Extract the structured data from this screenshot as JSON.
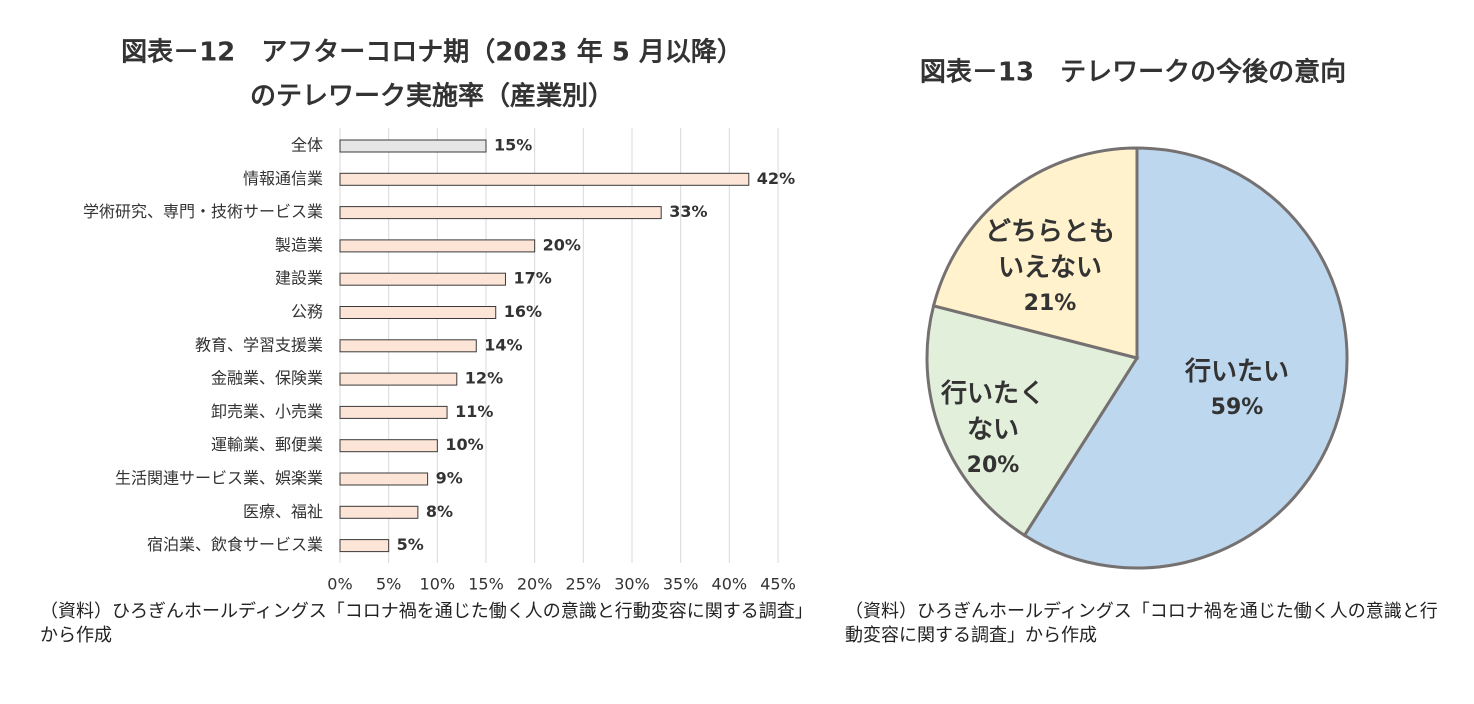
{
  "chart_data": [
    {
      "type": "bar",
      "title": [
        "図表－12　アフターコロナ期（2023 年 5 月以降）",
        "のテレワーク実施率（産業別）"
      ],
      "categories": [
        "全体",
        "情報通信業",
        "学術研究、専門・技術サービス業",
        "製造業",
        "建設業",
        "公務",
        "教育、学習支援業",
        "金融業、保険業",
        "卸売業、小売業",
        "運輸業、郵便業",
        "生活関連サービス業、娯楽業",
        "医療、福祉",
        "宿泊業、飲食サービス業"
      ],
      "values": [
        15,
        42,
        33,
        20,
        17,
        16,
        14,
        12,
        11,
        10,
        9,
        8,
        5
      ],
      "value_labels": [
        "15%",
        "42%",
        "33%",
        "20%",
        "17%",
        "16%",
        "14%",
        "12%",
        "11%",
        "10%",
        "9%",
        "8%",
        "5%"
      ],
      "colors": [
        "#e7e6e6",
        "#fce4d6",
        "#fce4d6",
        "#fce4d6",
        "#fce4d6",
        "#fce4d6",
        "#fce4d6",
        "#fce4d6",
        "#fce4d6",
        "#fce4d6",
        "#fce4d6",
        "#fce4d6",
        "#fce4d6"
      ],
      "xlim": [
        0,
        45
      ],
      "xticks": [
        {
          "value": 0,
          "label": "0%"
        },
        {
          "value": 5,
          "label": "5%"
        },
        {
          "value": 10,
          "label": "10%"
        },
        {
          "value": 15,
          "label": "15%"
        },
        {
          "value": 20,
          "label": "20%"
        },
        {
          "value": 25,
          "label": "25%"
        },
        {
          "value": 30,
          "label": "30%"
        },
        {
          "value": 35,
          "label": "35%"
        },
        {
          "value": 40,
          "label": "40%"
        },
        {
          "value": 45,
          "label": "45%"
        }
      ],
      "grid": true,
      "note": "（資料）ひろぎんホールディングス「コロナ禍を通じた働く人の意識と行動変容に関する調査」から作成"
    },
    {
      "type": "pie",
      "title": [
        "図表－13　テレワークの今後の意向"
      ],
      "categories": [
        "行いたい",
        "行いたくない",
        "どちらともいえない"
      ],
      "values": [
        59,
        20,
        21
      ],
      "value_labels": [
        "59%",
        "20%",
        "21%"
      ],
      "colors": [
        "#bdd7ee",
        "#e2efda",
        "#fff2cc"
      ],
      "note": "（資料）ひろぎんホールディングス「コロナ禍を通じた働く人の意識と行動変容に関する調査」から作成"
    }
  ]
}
....
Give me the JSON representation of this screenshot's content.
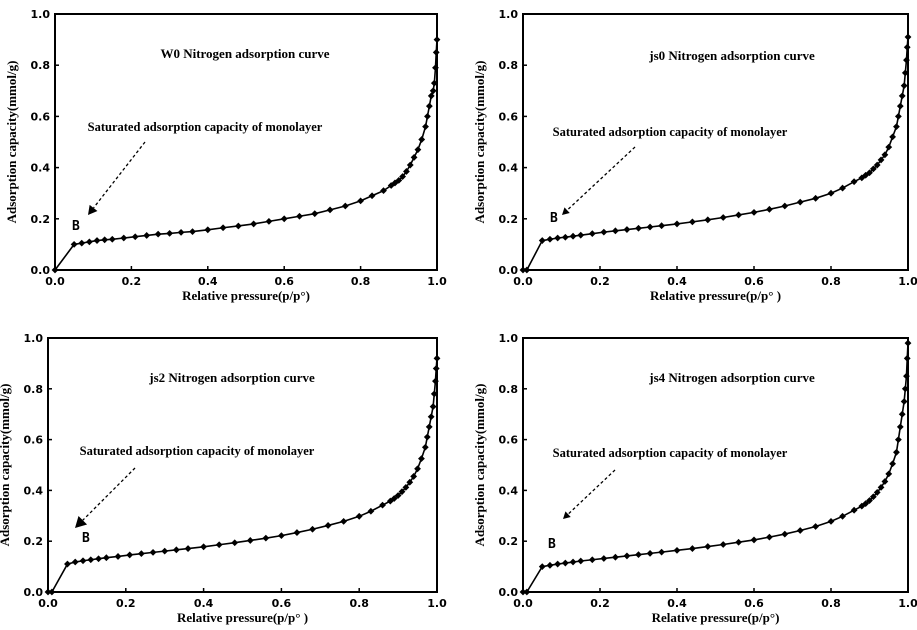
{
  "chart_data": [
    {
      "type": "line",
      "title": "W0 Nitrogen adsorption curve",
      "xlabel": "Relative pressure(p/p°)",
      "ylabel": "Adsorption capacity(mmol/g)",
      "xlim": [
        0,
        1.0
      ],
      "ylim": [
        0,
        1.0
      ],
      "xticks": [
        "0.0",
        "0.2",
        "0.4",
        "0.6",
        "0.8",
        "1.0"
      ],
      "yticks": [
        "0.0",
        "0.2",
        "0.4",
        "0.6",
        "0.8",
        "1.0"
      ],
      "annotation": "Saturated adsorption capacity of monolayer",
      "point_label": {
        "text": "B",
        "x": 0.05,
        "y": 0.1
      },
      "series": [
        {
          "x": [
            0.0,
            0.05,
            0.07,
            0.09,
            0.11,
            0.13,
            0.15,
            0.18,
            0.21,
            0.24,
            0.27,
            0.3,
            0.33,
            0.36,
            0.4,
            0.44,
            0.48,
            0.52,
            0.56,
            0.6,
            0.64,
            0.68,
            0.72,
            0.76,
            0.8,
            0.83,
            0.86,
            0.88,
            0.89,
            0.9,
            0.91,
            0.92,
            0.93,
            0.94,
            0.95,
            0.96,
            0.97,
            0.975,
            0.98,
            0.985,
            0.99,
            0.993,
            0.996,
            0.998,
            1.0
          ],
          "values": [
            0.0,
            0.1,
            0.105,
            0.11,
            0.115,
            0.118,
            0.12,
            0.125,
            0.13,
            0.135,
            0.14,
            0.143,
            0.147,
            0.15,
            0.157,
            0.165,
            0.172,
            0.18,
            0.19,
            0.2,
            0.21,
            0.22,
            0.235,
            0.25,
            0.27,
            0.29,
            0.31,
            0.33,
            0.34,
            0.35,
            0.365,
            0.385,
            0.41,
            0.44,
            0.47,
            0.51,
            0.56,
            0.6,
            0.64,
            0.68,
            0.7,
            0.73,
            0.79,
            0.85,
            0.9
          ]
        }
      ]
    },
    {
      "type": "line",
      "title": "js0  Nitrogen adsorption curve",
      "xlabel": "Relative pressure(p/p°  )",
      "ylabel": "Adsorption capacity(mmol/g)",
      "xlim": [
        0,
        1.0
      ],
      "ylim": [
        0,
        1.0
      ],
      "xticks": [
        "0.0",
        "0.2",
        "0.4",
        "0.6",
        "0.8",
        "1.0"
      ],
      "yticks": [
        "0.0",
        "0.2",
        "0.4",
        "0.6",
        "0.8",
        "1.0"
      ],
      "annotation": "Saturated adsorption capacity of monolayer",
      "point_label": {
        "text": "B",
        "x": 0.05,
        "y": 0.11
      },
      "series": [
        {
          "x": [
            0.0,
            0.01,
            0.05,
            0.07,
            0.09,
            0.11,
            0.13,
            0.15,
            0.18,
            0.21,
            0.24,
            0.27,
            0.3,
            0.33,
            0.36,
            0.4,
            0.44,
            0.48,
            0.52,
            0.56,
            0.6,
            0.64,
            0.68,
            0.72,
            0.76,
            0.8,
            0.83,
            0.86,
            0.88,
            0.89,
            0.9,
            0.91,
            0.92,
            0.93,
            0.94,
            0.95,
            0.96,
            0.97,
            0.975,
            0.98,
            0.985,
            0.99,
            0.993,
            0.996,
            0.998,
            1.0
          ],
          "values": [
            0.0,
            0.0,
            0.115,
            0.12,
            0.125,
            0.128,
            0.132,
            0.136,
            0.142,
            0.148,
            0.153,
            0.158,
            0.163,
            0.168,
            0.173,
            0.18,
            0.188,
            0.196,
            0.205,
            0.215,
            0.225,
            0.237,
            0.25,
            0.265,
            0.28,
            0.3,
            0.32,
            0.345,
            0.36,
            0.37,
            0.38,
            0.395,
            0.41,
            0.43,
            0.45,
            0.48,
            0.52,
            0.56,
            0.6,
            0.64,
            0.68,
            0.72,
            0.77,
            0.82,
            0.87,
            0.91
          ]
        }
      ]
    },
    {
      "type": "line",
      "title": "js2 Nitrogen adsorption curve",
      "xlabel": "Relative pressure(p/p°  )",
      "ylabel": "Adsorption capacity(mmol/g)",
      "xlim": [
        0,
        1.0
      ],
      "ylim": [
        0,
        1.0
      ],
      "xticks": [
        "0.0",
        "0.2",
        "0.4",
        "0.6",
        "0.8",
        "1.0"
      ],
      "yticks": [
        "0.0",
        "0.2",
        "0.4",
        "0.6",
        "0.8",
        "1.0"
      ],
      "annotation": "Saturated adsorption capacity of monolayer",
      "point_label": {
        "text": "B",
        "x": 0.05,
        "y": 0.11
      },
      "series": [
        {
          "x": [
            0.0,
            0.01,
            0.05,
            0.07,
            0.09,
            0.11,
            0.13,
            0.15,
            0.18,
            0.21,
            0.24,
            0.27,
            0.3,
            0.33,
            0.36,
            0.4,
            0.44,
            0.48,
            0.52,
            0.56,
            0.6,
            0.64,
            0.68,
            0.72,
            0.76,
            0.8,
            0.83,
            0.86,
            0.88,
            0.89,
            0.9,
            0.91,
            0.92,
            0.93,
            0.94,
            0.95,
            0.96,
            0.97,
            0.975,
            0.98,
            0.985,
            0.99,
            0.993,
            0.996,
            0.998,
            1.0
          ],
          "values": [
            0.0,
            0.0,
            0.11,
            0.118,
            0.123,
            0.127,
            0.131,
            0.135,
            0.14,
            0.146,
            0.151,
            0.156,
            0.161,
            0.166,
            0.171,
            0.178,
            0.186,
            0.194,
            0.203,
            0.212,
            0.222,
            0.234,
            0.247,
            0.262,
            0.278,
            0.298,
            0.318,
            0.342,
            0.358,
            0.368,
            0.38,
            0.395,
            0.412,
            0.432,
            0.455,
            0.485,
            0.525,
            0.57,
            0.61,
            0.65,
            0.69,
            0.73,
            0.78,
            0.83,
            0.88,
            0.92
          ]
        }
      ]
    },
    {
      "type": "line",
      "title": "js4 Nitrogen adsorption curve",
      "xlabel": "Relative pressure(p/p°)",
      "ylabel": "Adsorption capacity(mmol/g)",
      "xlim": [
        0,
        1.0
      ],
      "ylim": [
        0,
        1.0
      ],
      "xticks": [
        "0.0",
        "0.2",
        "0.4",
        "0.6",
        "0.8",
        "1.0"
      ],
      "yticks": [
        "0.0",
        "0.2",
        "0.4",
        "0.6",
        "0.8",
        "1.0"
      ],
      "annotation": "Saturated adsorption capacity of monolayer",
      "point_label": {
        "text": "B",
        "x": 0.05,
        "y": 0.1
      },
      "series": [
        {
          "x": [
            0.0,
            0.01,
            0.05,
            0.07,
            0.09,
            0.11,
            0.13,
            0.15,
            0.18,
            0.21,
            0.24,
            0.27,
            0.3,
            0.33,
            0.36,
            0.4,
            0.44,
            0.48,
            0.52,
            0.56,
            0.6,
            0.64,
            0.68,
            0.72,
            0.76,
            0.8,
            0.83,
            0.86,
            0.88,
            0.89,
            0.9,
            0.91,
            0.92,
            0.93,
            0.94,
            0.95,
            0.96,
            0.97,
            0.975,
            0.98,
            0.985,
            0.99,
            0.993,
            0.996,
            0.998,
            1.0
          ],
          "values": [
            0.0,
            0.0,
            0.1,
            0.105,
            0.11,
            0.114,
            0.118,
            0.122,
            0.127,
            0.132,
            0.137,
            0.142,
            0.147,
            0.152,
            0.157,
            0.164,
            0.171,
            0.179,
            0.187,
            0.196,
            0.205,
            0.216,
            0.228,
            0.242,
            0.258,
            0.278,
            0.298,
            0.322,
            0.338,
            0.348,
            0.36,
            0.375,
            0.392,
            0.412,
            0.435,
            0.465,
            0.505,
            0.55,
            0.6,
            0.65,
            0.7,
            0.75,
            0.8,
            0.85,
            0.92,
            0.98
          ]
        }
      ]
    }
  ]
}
....
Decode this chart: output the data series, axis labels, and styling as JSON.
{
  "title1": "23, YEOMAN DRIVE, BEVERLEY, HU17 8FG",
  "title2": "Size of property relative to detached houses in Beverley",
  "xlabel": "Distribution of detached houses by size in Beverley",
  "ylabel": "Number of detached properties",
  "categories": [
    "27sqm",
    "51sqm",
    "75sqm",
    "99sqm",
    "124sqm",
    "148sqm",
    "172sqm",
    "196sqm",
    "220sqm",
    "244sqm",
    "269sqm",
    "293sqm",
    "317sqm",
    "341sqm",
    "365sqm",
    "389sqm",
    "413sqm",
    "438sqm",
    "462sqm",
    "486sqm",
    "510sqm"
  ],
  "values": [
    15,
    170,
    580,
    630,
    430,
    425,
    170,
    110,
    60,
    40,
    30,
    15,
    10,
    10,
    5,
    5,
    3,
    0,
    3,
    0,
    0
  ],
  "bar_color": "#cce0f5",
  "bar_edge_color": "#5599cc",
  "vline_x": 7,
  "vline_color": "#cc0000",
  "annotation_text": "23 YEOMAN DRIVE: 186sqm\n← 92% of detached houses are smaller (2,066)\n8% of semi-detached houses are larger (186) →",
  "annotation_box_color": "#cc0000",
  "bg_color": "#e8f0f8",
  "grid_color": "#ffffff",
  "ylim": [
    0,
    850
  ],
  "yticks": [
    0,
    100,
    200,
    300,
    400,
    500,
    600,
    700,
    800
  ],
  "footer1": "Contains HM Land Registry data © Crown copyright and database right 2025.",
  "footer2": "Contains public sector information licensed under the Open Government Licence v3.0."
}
....
• WHAT TO PRODUCE:
Reproduce every line from the entries that holds the word "screenshot".

• FULL ANSWER:
Extract the structured data from this screenshot as JSON.
Give me the JSON representation of this screenshot's content.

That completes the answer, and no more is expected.